**Given instruction**
Please repeat all of the listing exactly.
· · · · · · ·
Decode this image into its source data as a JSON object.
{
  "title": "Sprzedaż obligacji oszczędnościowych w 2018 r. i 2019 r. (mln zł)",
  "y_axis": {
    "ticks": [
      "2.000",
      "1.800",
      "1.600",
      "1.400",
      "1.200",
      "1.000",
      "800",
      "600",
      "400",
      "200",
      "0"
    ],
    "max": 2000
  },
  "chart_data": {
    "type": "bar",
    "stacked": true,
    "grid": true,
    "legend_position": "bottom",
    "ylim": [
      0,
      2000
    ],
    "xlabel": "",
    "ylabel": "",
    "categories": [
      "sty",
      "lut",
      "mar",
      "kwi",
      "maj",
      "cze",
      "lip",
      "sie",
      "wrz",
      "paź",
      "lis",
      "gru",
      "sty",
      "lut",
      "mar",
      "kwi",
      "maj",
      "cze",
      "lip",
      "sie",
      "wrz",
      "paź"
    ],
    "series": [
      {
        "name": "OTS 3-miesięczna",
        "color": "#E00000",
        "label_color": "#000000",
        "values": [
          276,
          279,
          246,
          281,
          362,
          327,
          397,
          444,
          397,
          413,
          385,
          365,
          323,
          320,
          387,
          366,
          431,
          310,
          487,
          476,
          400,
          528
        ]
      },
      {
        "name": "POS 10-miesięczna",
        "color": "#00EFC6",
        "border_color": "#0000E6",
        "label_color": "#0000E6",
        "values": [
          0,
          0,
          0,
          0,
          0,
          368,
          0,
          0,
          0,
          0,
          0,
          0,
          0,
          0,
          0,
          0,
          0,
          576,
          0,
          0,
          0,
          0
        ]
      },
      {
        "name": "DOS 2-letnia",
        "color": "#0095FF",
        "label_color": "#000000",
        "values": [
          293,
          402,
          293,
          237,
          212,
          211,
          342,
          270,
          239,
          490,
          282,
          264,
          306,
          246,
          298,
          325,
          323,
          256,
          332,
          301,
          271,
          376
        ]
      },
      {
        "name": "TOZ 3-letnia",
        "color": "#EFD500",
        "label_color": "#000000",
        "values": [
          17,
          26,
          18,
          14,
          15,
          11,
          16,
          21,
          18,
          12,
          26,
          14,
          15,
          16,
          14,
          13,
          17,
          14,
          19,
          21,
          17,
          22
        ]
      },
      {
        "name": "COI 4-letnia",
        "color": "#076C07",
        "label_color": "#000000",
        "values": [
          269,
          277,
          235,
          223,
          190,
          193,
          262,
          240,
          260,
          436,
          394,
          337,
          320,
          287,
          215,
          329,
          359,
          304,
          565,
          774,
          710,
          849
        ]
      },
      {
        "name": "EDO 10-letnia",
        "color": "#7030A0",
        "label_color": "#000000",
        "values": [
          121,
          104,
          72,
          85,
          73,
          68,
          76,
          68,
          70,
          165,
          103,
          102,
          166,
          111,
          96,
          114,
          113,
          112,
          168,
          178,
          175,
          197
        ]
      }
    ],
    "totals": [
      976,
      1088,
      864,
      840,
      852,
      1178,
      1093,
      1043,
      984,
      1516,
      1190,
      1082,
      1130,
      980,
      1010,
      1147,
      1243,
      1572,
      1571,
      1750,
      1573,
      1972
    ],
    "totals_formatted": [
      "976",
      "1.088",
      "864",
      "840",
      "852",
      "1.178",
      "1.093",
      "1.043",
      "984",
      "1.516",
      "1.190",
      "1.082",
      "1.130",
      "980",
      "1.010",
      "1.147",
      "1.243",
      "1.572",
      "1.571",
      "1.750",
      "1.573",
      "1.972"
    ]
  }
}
· · · · · · ·
**Solution**
Decode this image into its source data as a JSON object.
{
  "title": "Sprzedaż obligacji oszczędnościowych w 2018 r. i 2019 r. (mln zł)",
  "y_axis": {
    "ticks": [
      "2.000",
      "1.800",
      "1.600",
      "1.400",
      "1.200",
      "1.000",
      "800",
      "600",
      "400",
      "200",
      "0"
    ],
    "max": 2000
  },
  "chart_data": {
    "type": "bar",
    "stacked": true,
    "grid": true,
    "legend_position": "bottom",
    "ylim": [
      0,
      2000
    ],
    "xlabel": "",
    "ylabel": "",
    "categories": [
      "sty",
      "lut",
      "mar",
      "kwi",
      "maj",
      "cze",
      "lip",
      "sie",
      "wrz",
      "paź",
      "lis",
      "gru",
      "sty",
      "lut",
      "mar",
      "kwi",
      "maj",
      "cze",
      "lip",
      "sie",
      "wrz",
      "paź"
    ],
    "series": [
      {
        "name": "OTS 3-miesięczna",
        "color": "#E00000",
        "label_color": "#000000",
        "values": [
          276,
          279,
          246,
          281,
          362,
          327,
          397,
          444,
          397,
          413,
          385,
          365,
          323,
          320,
          387,
          366,
          431,
          310,
          487,
          476,
          400,
          528
        ]
      },
      {
        "name": "POS 10-miesięczna",
        "color": "#00EFC6",
        "border_color": "#0000E6",
        "label_color": "#0000E6",
        "values": [
          0,
          0,
          0,
          0,
          0,
          368,
          0,
          0,
          0,
          0,
          0,
          0,
          0,
          0,
          0,
          0,
          0,
          576,
          0,
          0,
          0,
          0
        ]
      },
      {
        "name": "DOS 2-letnia",
        "color": "#0095FF",
        "label_color": "#000000",
        "values": [
          293,
          402,
          293,
          237,
          212,
          211,
          342,
          270,
          239,
          490,
          282,
          264,
          306,
          246,
          298,
          325,
          323,
          256,
          332,
          301,
          271,
          376
        ]
      },
      {
        "name": "TOZ 3-letnia",
        "color": "#EFD500",
        "label_color": "#000000",
        "values": [
          17,
          26,
          18,
          14,
          15,
          11,
          16,
          21,
          18,
          12,
          26,
          14,
          15,
          16,
          14,
          13,
          17,
          14,
          19,
          21,
          17,
          22
        ]
      },
      {
        "name": "COI 4-letnia",
        "color": "#076C07",
        "label_color": "#000000",
        "values": [
          269,
          277,
          235,
          223,
          190,
          193,
          262,
          240,
          260,
          436,
          394,
          337,
          320,
          287,
          215,
          329,
          359,
          304,
          565,
          774,
          710,
          849
        ]
      },
      {
        "name": "EDO 10-letnia",
        "color": "#7030A0",
        "label_color": "#000000",
        "values": [
          121,
          104,
          72,
          85,
          73,
          68,
          76,
          68,
          70,
          165,
          103,
          102,
          166,
          111,
          96,
          114,
          113,
          112,
          168,
          178,
          175,
          197
        ]
      }
    ],
    "totals": [
      976,
      1088,
      864,
      840,
      852,
      1178,
      1093,
      1043,
      984,
      1516,
      1190,
      1082,
      1130,
      980,
      1010,
      1147,
      1243,
      1572,
      1571,
      1750,
      1573,
      1972
    ],
    "totals_formatted": [
      "976",
      "1.088",
      "864",
      "840",
      "852",
      "1.178",
      "1.093",
      "1.043",
      "984",
      "1.516",
      "1.190",
      "1.082",
      "1.130",
      "980",
      "1.010",
      "1.147",
      "1.243",
      "1.572",
      "1.571",
      "1.750",
      "1.573",
      "1.972"
    ]
  }
}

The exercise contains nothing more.